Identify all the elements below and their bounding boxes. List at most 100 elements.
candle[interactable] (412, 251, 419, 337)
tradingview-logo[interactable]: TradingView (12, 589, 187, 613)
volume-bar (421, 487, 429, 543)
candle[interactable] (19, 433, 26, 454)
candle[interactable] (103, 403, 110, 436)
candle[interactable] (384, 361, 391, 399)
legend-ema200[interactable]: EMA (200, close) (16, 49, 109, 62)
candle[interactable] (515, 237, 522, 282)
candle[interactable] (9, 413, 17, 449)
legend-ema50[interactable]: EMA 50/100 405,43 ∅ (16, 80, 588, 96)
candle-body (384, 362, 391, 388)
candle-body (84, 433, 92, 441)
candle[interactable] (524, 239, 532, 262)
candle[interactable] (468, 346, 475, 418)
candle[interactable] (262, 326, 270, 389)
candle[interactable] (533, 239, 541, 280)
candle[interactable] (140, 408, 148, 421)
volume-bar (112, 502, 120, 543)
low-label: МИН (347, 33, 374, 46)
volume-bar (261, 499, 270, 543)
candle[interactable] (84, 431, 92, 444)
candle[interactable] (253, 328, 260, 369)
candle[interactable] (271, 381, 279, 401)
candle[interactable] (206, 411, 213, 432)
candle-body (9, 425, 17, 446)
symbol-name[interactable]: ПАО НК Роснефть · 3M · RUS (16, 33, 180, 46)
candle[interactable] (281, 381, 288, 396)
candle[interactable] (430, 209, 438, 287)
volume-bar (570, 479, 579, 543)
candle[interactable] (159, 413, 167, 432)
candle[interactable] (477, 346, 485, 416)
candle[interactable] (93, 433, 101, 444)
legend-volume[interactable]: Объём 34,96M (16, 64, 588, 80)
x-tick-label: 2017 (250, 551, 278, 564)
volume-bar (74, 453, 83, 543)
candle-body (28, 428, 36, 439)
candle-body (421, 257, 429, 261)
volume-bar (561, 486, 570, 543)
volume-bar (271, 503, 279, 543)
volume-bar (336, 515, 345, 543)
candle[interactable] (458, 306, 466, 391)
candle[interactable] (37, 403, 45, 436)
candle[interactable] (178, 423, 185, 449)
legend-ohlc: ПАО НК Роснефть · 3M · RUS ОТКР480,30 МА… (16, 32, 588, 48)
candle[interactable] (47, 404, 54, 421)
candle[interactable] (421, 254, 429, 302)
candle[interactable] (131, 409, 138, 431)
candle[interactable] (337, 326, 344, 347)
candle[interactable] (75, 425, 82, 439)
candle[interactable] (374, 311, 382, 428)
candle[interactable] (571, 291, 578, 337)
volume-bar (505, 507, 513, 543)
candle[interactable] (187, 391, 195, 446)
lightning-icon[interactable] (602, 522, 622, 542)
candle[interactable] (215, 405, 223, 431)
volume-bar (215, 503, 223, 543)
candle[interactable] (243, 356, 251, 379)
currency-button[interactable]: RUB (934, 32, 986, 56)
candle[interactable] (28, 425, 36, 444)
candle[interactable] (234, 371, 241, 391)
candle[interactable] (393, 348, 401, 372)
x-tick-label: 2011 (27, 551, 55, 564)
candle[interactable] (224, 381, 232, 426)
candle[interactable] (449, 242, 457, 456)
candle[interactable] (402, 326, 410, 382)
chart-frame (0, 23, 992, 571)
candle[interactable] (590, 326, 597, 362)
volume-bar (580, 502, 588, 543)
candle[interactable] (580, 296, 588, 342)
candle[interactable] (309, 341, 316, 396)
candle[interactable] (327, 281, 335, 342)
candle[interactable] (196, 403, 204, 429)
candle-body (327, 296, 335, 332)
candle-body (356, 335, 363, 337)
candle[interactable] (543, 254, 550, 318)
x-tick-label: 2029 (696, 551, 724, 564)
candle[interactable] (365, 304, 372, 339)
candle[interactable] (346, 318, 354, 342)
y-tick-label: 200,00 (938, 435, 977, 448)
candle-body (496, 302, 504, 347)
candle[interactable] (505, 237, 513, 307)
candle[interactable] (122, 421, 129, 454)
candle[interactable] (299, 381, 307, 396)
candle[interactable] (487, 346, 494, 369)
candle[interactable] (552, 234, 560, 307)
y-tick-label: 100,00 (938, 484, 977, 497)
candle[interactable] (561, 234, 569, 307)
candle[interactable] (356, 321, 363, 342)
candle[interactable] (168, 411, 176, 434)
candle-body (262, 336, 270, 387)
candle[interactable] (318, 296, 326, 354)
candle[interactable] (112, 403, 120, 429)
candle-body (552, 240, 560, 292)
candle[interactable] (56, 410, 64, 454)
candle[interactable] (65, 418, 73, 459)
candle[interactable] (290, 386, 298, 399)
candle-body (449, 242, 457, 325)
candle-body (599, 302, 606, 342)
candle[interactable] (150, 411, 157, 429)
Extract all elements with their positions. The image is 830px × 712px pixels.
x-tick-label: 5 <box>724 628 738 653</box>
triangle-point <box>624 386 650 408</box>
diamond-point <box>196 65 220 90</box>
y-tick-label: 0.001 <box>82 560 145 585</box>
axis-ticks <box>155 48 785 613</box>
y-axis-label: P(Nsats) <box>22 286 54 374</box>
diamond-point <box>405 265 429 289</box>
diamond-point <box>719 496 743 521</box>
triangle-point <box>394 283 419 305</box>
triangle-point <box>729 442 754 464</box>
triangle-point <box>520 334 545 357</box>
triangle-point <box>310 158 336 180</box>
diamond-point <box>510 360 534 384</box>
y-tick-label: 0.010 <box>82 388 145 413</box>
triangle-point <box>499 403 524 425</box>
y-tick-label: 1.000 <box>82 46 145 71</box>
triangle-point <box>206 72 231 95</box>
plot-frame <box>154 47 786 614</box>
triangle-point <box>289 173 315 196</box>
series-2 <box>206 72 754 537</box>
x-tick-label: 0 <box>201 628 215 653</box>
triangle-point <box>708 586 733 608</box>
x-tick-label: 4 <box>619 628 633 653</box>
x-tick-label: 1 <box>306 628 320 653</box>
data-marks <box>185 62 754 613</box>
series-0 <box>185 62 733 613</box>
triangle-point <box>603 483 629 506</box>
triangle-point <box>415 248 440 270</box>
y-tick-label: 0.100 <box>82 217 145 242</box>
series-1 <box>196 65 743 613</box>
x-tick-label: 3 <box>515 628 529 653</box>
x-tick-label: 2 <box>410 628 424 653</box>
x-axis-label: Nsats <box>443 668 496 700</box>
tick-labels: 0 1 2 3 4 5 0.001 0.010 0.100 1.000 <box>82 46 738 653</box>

----------------

→ CHALLENGE: Could you set out the items as a numbered list, starting at the first line and ending at the line that contains "lightning-icon[interactable] (602, 522, 622, 542)", with blank lines left out?

→ RESPONSE TO THE TASK:
1. Identify all the elements below and their bounding boxes. List at most 100 elements.
2. candle[interactable] (412, 251, 419, 337)
3. tradingview-logo[interactable]: TradingView (12, 589, 187, 613)
4. volume-bar (421, 487, 429, 543)
5. candle[interactable] (19, 433, 26, 454)
6. candle[interactable] (103, 403, 110, 436)
7. candle[interactable] (384, 361, 391, 399)
8. legend-ema200[interactable]: EMA (200, close) (16, 49, 109, 62)
9. candle[interactable] (515, 237, 522, 282)
10. candle[interactable] (9, 413, 17, 449)
11. legend-ema50[interactable]: EMA 50/100 405,43 ∅ (16, 80, 588, 96)
12. candle-body (384, 362, 391, 388)
13. candle-body (84, 433, 92, 441)
14. candle[interactable] (524, 239, 532, 262)
15. candle[interactable] (468, 346, 475, 418)
16. candle[interactable] (262, 326, 270, 389)
17. candle[interactable] (533, 239, 541, 280)
18. candle[interactable] (140, 408, 148, 421)
19. volume-bar (112, 502, 120, 543)
20. low-label: МИН (347, 33, 374, 46)
21. volume-bar (261, 499, 270, 543)
22. candle[interactable] (84, 431, 92, 444)
23. candle[interactable] (253, 328, 260, 369)
24. candle[interactable] (271, 381, 279, 401)
25. candle[interactable] (206, 411, 213, 432)
26. candle-body (9, 425, 17, 446)
27. symbol-name[interactable]: ПАО НК Роснефть · 3M · RUS (16, 33, 180, 46)
28. candle[interactable] (281, 381, 288, 396)
29. candle[interactable] (430, 209, 438, 287)
30. volume-bar (570, 479, 579, 543)
31. candle[interactable] (159, 413, 167, 432)
32. candle[interactable] (477, 346, 485, 416)
33. candle[interactable] (93, 433, 101, 444)
34. legend-volume[interactable]: Объём 34,96M (16, 64, 588, 80)
35. x-tick-label: 2017 (250, 551, 278, 564)
36. volume-bar (74, 453, 83, 543)
37. candle-body (28, 428, 36, 439)
38. candle-body (421, 257, 429, 261)
39. volume-bar (561, 486, 570, 543)
40. volume-bar (271, 503, 279, 543)
41. volume-bar (336, 515, 345, 543)
42. candle[interactable] (458, 306, 466, 391)
43. candle[interactable] (37, 403, 45, 436)
44. candle[interactable] (178, 423, 185, 449)
45. legend-ohlc: ПАО НК Роснефть · 3M · RUS ОТКР480,30 МА… (16, 32, 588, 48)
46. candle[interactable] (47, 404, 54, 421)
47. candle[interactable] (421, 254, 429, 302)
48. candle[interactable] (131, 409, 138, 431)
49. candle[interactable] (337, 326, 344, 347)
50. candle[interactable] (75, 425, 82, 439)
51. candle[interactable] (374, 311, 382, 428)
52. candle[interactable] (571, 291, 578, 337)
53. volume-bar (505, 507, 513, 543)
54. candle[interactable] (187, 391, 195, 446)
55. lightning-icon[interactable] (602, 522, 622, 542)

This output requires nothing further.